**** Records supplied ****
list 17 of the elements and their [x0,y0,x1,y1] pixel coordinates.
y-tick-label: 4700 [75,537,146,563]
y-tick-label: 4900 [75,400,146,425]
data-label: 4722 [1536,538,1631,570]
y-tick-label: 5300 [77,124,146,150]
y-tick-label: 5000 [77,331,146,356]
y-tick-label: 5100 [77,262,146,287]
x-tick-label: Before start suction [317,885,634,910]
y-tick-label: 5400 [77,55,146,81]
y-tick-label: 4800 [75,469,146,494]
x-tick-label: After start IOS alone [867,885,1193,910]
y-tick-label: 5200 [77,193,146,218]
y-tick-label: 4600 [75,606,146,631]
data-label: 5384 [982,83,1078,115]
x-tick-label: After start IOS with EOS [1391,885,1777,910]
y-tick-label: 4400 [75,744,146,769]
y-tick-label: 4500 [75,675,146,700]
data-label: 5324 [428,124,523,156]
****
# Set problem:
Quote every line of the records above word for word, in the order given.

# Result of this task:
list 17 of the elements and their [x0,y0,x1,y1] pixel coordinates.
y-tick-label: 4700 [75,537,146,563]
y-tick-label: 4900 [75,400,146,425]
data-label: 4722 [1536,538,1631,570]
y-tick-label: 5300 [77,124,146,150]
y-tick-label: 5000 [77,331,146,356]
y-tick-label: 5100 [77,262,146,287]
x-tick-label: Before start suction [317,885,634,910]
y-tick-label: 5400 [77,55,146,81]
y-tick-label: 4800 [75,469,146,494]
x-tick-label: After start IOS alone [867,885,1193,910]
y-tick-label: 5200 [77,193,146,218]
y-tick-label: 4600 [75,606,146,631]
data-label: 5384 [982,83,1078,115]
x-tick-label: After start IOS with EOS [1391,885,1777,910]
y-tick-label: 4400 [75,744,146,769]
y-tick-label: 4500 [75,675,146,700]
data-label: 5324 [428,124,523,156]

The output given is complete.